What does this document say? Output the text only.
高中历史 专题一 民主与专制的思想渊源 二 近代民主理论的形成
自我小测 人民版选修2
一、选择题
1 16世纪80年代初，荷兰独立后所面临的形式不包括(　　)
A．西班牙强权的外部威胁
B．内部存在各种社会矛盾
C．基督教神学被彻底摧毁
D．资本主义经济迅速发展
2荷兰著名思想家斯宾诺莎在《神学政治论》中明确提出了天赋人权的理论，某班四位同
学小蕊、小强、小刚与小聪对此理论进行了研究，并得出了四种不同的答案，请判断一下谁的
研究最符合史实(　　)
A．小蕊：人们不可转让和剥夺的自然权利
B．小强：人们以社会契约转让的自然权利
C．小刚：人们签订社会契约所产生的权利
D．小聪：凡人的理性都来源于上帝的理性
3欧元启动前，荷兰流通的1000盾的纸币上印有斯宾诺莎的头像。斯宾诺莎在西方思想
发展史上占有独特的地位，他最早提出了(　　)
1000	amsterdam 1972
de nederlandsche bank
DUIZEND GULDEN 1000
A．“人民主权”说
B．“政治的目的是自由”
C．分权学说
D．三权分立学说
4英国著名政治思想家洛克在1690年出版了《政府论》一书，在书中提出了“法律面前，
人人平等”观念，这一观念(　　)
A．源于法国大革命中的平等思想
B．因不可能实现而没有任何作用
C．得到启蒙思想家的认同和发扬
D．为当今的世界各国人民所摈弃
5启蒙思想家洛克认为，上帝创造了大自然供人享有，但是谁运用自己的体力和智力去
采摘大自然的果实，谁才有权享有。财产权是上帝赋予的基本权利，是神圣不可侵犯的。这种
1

# # # #

* What is expected *
Restate every record exactly, leaving nothing out.

* Solution to this exercise *
What does this document say? Output the text only.
高中历史 专题一 民主与专制的思想渊源 二 近代民主理论的形成
自我小测 人民版选修2
一、选择题
1 16世纪80年代初，荷兰独立后所面临的形式不包括(　　)
A．西班牙强权的外部威胁
B．内部存在各种社会矛盾
C．基督教神学被彻底摧毁
D．资本主义经济迅速发展
2荷兰著名思想家斯宾诺莎在《神学政治论》中明确提出了天赋人权的理论，某班四位同
学小蕊、小强、小刚与小聪对此理论进行了研究，并得出了四种不同的答案，请判断一下谁的
研究最符合史实(　　)
A．小蕊：人们不可转让和剥夺的自然权利
B．小强：人们以社会契约转让的自然权利
C．小刚：人们签订社会契约所产生的权利
D．小聪：凡人的理性都来源于上帝的理性
3欧元启动前，荷兰流通的1000盾的纸币上印有斯宾诺莎的头像。斯宾诺莎在西方思想
发展史上占有独特的地位，他最早提出了(　　)
1000	amsterdam 1972
de nederlandsche bank
DUIZEND GULDEN 1000
A．“人民主权”说
B．“政治的目的是自由”
C．分权学说
D．三权分立学说
4英国著名政治思想家洛克在1690年出版了《政府论》一书，在书中提出了“法律面前，
人人平等”观念，这一观念(　　)
A．源于法国大革命中的平等思想
B．因不可能实现而没有任何作用
C．得到启蒙思想家的认同和发扬
D．为当今的世界各国人民所摈弃
5启蒙思想家洛克认为，上帝创造了大自然供人享有，但是谁运用自己的体力和智力去
采摘大自然的果实，谁才有权享有。财产权是上帝赋予的基本权利，是神圣不可侵犯的。这种
1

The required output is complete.